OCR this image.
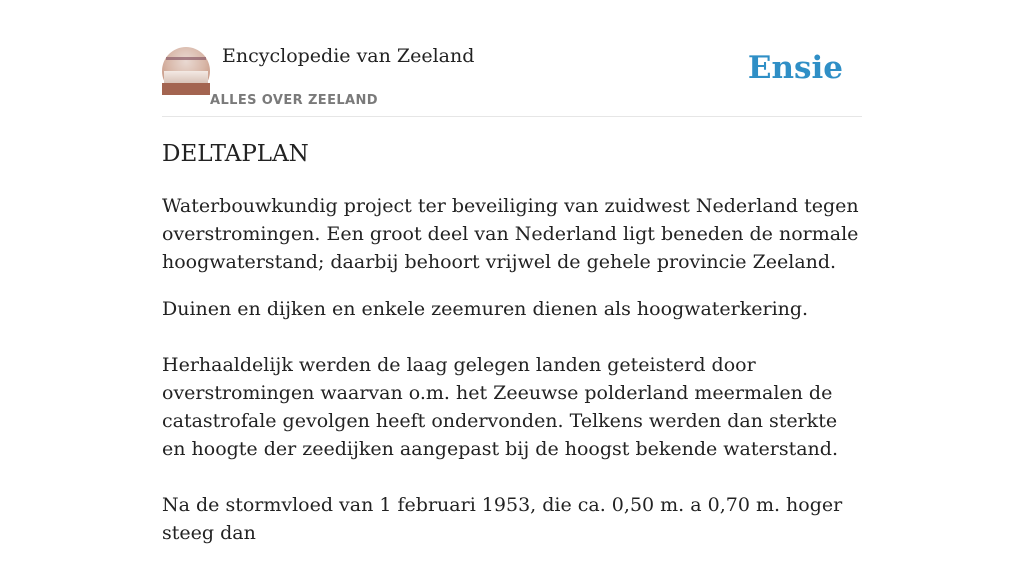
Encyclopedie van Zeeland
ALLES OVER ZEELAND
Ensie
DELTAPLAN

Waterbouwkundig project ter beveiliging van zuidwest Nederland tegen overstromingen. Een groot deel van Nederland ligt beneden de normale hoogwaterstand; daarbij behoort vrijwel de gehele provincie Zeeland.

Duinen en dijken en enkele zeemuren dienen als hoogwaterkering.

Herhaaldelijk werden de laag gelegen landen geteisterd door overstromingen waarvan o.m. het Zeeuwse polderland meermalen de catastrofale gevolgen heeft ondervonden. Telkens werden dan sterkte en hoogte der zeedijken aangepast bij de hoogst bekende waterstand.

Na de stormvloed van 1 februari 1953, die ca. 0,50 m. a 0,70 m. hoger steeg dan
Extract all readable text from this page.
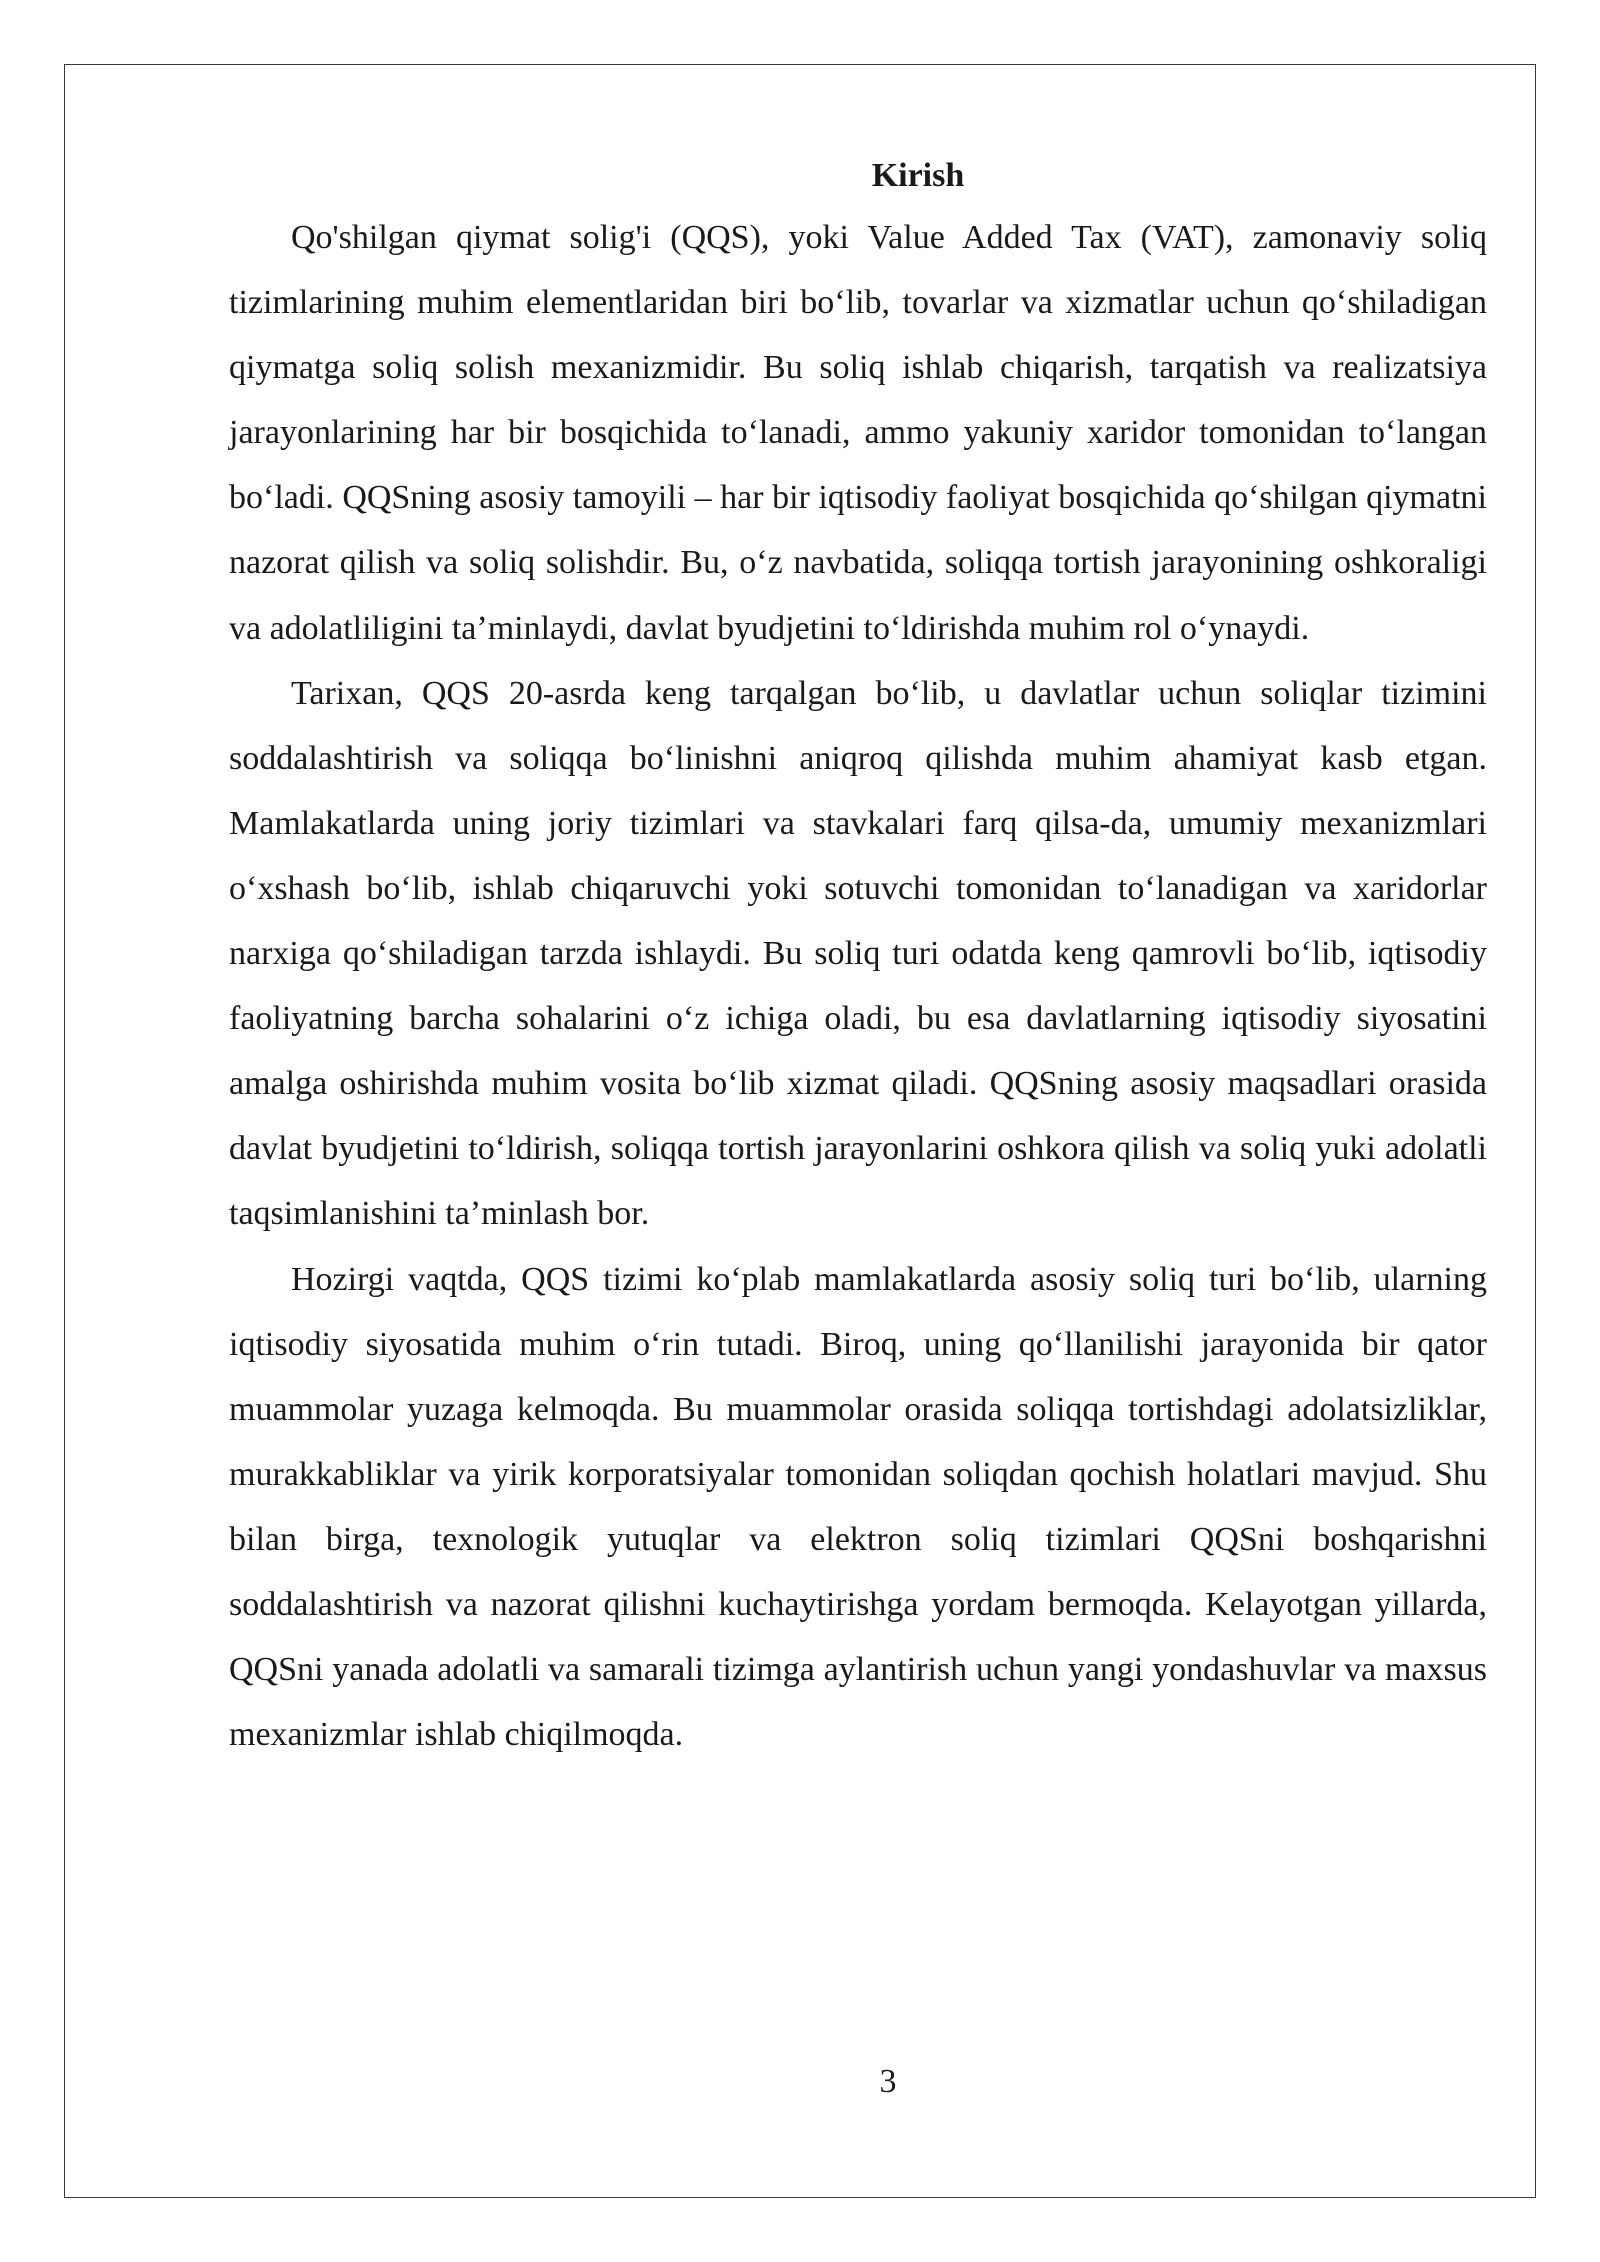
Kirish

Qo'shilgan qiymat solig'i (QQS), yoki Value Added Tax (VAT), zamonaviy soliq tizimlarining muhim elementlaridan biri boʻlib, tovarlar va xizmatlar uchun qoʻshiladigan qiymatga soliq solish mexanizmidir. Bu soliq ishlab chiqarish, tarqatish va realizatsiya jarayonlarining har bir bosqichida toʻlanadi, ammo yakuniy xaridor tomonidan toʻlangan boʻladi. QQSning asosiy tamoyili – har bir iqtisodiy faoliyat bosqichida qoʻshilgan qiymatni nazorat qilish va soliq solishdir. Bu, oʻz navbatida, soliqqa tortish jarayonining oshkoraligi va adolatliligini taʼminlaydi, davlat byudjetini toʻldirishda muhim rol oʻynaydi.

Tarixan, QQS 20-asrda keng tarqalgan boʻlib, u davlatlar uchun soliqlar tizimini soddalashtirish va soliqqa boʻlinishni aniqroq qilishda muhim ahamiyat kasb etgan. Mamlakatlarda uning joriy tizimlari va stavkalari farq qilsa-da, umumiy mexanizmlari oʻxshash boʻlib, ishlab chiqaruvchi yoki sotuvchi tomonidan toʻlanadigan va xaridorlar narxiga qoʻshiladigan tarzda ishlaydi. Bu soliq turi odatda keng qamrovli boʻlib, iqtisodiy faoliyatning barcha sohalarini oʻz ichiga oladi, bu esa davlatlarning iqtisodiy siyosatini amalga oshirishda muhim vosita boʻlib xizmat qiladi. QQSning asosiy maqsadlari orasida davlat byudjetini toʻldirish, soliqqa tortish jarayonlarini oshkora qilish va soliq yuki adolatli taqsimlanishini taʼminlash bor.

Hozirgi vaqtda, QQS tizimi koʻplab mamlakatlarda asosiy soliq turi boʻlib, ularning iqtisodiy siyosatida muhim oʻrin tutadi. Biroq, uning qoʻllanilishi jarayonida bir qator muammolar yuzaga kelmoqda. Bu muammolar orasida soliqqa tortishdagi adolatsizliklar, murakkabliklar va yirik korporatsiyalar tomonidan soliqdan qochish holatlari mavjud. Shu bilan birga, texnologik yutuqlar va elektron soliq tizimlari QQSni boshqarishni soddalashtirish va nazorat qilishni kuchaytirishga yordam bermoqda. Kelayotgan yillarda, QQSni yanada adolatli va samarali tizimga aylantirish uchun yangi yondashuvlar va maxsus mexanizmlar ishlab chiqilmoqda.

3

> [Your goal] Return only those lines of the records that contain the string "this".

> [Reply]
OCR this image.
Extract all readable text from this page.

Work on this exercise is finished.